─── The input ───

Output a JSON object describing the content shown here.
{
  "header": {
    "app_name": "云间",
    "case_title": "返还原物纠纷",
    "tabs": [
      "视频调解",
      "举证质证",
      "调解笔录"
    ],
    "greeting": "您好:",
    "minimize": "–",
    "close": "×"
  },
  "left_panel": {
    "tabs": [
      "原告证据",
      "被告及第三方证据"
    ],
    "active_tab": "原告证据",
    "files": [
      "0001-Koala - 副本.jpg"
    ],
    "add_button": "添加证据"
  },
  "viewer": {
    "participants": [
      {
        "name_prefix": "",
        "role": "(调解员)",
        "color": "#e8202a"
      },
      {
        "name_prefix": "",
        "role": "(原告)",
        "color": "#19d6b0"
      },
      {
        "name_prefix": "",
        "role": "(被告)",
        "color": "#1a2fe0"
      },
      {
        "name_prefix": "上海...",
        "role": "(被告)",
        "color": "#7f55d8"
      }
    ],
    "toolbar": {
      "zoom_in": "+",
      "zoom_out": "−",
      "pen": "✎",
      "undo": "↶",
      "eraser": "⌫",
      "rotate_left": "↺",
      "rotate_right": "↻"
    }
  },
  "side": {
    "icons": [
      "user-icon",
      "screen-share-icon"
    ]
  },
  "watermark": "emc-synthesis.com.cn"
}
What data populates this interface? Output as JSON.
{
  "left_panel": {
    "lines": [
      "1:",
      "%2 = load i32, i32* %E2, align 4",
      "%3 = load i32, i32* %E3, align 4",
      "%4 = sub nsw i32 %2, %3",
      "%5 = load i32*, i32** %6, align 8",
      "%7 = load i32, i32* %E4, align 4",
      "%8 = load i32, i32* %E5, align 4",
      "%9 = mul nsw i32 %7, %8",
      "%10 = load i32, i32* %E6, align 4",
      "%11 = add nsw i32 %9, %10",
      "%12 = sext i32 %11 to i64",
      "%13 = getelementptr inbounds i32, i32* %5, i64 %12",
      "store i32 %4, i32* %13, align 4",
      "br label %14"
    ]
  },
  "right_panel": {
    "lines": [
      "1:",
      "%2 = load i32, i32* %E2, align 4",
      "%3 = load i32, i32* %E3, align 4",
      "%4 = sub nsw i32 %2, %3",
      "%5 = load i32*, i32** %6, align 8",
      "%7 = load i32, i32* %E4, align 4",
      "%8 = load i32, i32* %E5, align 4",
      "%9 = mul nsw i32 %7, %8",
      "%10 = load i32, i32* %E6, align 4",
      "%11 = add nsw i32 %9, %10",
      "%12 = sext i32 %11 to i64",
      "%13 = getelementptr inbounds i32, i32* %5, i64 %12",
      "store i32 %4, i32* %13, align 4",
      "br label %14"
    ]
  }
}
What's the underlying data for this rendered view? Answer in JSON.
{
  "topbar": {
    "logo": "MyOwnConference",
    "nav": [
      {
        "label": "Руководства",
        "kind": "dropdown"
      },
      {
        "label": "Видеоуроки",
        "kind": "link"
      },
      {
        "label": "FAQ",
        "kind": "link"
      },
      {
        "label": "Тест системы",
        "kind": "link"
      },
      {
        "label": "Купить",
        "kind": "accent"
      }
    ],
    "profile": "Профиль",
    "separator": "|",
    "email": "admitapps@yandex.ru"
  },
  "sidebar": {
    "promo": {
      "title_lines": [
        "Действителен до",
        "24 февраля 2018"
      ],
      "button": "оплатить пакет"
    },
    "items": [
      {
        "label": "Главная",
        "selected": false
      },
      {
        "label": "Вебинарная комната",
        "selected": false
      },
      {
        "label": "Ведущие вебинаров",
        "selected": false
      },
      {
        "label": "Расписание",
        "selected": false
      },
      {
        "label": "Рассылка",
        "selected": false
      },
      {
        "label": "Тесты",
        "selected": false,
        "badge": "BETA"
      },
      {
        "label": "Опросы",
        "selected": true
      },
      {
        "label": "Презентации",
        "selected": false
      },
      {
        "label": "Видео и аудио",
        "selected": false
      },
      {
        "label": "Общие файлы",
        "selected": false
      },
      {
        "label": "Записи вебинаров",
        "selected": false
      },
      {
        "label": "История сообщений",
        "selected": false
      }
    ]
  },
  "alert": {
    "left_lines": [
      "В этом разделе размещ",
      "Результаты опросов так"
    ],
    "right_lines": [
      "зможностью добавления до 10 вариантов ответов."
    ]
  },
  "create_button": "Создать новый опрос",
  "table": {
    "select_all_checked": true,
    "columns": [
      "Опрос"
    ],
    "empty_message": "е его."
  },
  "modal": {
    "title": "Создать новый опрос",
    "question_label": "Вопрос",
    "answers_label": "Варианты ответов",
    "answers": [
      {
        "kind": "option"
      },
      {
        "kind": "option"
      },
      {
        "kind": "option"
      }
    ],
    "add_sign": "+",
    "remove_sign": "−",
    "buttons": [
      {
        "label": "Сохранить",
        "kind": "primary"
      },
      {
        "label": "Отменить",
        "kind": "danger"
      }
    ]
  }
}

───

Task requirements: Read the data above and pull out each line that holds the string "новый".

Exercise result:
  "create_button": "Создать новый опрос",
    "title": "Создать новый опрос",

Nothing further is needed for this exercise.